SELECTED EXTRACT:
───

# Algorithms Notes – Insertion Sort

Animation depicting insertion sort

The following is the source code for insertion sort:

for i = 1 to length(A) - 1
x = A[i]
j = i - 1
while j >= 0 and A[j] > x
A[j+1] = A[j]
j = j - 1
end while
A[j+1] = x
end for

Here is an implementation in C++ from Weiss’s book:

template void Insertion_Sort(Etype A[], const unsigned int N)
{
Etype Tmp;

A[0] = Min_Val();
for (int P = 0; P <= N; P++)
{
Tmp = A[P];
for (int j = P; Tmp < A[j-1]; j–)
A[j] = A[j-1];
A[j] = Tmp;
}
}
[/sourcecode]

Analysis:

Since it has nested loops which take at most $n$ iterations, insertion sort is $\mathcal{O}(n^2)$. This is a tight bound (a reverse order array as input can achieve this bound). To calculate the average case:

$\sum_{P = 2}^{n} = 2 + 3 + ... + n = \Theta(n^2)$.

# Algorithms Notes – Binary Trees

A binary tree.

Def: Let $T$ be a tree such that no node in $T$ has more than two children. $T$ is referred to as a binary tree.

A binary tree effectively consists of a root $r$ and two subtrees $T_{L}$ and $T_{R}$, any (or both) of which could be empty.

Since we already know the maximum number of children each node in a binary tree can have, we can implement it in a way that is very simple in comparison to the implementation of a general tree. Just store pointers for the two children in every node.

struct Tree_Node
{
Element_Type Element;
Tree_Node* Left_Child;
Tree_Node* Right_Child;
};


Def: Let $T$ be a binary tree such that each node has either zero or exactly two children. $T$ is called a full binary tree.

Full Binary Tree

Def: Let $T$ be a binary tree such that every level of $T$ except for possibly the last is completely filled and all nodes are as far-left as possible. $T$ is called a complete binary tree.

Complete Binary Tree

# Algorithms Notes – Implementing Trees

The simplest way to implement a tree would be something like

struct Tree_Node
{
Element_Type Element;
Tree_Node* Child_One;
Tree_Node* Child_Two;
...
};


This approach has problems, though. To begin with, the number of children per node can vary greatly and is not known in advance, hence this causes a lot of space to be wasted. A more efficient way to implement a tree would be to store the children of each node in a linked list of nodes.

struct Tree_Node
{
Element_Type Element;
Tree_Node* Child_One;
Tree_Node* Next_Sibling;
};


Pictorial Representation of a tree implementation using the above-described method.

# Algorithms Notes – Trees

Example of a tree. 8 is the root. 3 and 10 are children of 8. 1, 13, 4 and 7 are leaves. 10 is an ancestor of 13. 4 is a descendant of 3. 3 is also a descendant of 3 but not a proper descendant. 10 is an ancestor of 10 but not a proper ancestor.

Recursive Definition of a Tree:

Def: A tree is a collection of nodes. If the collection can be empty, in which case it is usually denoted as $\Lambda$. Otherwise, it consists of a node $r$, called the root, and zero or more (sub)-trees $T_{1}, T_{2}, ... , T_{k}$ each of whose roots are connected by a directed edge to the r.

───

INSTRUCTION: Reproduce the algorithms notes from "Since it has" to "could be empty." verbatim.

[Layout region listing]

───

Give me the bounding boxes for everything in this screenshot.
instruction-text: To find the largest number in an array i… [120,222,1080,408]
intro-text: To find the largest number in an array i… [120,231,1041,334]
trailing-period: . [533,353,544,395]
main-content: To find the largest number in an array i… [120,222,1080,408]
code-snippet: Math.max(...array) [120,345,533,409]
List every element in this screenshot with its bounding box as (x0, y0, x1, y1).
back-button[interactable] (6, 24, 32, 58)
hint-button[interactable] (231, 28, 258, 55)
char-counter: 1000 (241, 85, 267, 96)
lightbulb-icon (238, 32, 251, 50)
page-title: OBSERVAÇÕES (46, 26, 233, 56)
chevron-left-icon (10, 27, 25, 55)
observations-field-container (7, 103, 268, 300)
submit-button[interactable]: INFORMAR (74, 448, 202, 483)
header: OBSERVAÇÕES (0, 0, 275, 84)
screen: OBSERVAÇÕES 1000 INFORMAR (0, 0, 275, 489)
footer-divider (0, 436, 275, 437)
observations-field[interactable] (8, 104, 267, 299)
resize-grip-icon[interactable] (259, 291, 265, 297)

───

SOLUTION TO THE EXERCISE:
Since it has nested loops which take at most $n$ iterations, insertion sort is $\mathcal{O}(n^2)$. This is a tight bound (a reverse order array as input can achieve this bound). To calculate the average case:

$\sum_{P = 2}^{n} = 2 + 3 + ... + n = \Theta(n^2)$.

# Algorithms Notes – Binary Trees

A binary tree.

Def: Let $T$ be a tree such that no node in $T$ has more than two children. $T$ is referred to as a binary tree.

A binary tree effectively consists of a root $r$ and two subtrees $T_{L}$ and $T_{R}$, any (or both) of which could be empty.